++++ DATA LISTING ++++
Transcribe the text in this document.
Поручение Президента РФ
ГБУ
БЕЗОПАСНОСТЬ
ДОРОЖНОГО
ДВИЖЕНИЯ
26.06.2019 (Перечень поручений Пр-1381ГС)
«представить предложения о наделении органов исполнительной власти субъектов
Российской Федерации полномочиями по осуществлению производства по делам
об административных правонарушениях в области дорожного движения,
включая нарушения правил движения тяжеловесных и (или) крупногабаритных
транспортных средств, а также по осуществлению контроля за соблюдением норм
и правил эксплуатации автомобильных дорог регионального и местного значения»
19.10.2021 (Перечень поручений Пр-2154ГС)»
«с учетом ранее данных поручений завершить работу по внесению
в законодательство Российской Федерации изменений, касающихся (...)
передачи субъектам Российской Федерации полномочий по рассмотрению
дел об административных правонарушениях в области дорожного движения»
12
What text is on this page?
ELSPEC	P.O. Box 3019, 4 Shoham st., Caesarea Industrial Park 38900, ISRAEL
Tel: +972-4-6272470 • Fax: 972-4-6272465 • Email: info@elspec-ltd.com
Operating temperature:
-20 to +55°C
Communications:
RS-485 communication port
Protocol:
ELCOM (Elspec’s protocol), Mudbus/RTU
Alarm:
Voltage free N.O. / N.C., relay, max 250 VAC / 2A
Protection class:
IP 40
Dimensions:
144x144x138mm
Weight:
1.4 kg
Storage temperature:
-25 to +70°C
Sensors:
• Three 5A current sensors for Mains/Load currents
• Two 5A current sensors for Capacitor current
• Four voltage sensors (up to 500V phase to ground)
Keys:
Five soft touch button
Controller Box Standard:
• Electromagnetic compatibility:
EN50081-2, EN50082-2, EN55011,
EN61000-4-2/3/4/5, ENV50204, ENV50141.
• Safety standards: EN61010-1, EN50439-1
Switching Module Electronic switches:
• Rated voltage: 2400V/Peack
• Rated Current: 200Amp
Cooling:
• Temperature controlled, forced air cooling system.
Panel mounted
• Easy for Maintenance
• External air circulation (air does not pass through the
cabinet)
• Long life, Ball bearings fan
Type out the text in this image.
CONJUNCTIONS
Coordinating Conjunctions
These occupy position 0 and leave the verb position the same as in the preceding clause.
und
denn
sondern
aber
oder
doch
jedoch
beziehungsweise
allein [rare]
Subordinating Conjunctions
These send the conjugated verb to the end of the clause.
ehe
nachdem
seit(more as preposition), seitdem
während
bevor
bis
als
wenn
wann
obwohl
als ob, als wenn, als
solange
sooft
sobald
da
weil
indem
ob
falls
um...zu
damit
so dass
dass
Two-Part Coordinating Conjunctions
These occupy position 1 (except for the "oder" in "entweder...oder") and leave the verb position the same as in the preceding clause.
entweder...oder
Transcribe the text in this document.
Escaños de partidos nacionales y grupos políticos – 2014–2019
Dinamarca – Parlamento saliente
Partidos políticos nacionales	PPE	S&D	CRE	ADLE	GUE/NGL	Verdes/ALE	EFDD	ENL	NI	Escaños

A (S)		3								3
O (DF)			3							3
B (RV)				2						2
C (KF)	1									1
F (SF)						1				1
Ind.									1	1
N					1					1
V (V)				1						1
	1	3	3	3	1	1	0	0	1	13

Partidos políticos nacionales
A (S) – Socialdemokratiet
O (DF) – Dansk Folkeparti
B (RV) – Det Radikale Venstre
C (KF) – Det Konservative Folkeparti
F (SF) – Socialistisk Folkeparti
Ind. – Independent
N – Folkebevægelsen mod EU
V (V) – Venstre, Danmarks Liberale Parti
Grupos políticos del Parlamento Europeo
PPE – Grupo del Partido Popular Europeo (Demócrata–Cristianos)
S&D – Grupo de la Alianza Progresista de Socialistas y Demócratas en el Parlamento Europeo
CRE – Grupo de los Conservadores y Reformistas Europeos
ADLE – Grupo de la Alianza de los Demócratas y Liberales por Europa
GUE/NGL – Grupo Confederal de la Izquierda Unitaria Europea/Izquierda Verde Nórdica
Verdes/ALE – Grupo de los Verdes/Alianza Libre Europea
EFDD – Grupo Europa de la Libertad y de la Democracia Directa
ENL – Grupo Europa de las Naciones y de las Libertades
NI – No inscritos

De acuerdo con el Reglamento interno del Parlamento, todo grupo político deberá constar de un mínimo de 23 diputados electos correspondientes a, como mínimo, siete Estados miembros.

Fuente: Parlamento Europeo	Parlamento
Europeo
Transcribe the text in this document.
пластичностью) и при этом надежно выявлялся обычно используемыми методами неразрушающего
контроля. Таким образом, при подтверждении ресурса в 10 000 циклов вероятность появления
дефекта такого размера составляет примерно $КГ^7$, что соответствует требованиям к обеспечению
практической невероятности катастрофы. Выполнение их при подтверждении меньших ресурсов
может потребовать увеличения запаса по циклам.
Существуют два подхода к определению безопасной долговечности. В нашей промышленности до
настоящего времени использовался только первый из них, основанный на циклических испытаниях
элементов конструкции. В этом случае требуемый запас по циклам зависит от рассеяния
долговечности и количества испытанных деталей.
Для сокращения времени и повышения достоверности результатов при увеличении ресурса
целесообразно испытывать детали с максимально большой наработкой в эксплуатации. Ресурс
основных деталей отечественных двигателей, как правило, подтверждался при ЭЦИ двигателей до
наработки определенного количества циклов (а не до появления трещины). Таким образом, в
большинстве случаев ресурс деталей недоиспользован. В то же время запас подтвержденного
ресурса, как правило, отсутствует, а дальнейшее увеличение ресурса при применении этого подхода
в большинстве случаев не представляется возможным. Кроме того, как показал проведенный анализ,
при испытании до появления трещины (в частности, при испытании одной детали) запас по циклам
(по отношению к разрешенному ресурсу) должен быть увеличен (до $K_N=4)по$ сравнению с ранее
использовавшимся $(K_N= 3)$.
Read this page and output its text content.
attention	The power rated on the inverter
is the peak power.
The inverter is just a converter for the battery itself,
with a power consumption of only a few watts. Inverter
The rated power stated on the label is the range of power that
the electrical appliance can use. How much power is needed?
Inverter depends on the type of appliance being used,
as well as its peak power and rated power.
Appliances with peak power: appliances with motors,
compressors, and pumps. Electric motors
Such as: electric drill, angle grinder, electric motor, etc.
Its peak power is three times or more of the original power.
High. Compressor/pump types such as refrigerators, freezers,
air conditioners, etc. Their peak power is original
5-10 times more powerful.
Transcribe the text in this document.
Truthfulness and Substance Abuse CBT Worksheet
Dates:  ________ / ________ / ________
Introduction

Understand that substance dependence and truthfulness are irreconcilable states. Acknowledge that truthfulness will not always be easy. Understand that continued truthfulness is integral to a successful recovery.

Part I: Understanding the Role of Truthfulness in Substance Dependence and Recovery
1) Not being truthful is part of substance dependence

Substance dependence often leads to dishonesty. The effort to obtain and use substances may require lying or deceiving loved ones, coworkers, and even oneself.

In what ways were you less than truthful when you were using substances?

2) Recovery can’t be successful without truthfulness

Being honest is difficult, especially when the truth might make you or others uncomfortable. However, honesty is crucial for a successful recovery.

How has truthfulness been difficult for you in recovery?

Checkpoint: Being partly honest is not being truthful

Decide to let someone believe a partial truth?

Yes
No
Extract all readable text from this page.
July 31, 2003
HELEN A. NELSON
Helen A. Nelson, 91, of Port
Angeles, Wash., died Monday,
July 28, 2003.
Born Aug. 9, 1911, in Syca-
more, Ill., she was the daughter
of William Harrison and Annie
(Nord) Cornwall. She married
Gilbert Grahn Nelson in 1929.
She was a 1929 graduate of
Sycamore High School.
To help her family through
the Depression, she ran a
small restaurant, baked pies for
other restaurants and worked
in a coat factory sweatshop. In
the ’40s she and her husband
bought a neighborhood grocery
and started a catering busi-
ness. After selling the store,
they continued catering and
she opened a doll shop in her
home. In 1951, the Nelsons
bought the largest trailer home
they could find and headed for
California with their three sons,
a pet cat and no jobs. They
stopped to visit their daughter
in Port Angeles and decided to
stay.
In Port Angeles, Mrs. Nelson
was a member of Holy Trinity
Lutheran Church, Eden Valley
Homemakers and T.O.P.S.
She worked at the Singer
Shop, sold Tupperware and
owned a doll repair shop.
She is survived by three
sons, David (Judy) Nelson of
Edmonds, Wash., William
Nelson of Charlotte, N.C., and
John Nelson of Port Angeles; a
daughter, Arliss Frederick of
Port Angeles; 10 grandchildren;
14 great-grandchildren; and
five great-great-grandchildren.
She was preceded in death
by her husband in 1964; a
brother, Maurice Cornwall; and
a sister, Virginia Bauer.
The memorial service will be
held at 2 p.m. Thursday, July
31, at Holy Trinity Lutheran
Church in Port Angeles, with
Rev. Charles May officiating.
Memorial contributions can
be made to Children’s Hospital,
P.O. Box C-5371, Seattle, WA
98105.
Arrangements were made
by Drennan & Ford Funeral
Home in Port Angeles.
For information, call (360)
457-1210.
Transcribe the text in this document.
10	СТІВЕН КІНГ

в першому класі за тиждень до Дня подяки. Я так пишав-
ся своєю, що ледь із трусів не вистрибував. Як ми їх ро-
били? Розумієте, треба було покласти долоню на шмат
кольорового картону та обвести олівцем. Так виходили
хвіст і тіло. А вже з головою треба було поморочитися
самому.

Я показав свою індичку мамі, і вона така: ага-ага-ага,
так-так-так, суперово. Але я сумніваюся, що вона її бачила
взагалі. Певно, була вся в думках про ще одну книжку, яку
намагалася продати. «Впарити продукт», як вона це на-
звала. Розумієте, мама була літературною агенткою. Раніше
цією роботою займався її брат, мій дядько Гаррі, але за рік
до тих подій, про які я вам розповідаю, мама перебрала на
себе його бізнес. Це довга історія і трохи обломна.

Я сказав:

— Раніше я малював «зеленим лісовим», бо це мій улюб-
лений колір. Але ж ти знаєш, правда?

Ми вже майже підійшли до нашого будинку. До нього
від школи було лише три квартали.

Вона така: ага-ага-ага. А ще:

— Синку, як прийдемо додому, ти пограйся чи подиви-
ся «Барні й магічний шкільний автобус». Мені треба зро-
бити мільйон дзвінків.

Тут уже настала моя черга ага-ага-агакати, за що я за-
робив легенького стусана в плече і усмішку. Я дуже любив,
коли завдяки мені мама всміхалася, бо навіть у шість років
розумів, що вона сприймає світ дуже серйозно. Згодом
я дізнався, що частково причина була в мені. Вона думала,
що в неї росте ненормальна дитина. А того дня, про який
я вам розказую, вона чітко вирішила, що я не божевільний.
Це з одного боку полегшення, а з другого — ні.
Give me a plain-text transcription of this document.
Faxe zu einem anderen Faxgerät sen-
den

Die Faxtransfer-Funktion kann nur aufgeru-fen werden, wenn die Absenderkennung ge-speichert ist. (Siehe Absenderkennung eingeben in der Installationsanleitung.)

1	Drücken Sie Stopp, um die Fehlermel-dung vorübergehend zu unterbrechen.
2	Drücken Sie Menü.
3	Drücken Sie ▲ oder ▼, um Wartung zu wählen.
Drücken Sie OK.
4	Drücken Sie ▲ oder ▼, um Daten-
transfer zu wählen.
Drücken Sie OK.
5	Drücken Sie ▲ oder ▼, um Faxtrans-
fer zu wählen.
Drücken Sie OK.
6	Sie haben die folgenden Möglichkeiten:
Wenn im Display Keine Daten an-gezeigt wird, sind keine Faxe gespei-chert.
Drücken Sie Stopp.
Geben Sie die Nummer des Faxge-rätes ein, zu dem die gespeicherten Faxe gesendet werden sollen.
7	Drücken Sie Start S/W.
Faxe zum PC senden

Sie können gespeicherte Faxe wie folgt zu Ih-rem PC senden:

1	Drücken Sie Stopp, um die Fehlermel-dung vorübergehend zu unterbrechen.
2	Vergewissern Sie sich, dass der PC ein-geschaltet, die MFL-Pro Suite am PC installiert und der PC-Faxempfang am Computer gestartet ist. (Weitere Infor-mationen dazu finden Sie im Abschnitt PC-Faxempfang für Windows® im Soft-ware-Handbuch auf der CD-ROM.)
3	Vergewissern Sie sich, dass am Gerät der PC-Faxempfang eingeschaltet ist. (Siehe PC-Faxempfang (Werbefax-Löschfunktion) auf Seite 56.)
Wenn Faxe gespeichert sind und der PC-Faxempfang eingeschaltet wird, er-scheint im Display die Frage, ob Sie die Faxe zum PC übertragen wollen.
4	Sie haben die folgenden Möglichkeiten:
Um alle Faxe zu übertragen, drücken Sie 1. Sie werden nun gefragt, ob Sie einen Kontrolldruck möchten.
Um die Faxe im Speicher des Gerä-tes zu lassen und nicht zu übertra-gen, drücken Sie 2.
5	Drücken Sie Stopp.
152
++++
**AIM**
Where a line of the material above holds the string "було", copy that line.

**ANSWER TO THE EXERCISE**
били? Розумієте, треба було покласти долоню на шмат
хвіст і тіло. А вже з головою треба було поморочитися
від школи було лише три квартали.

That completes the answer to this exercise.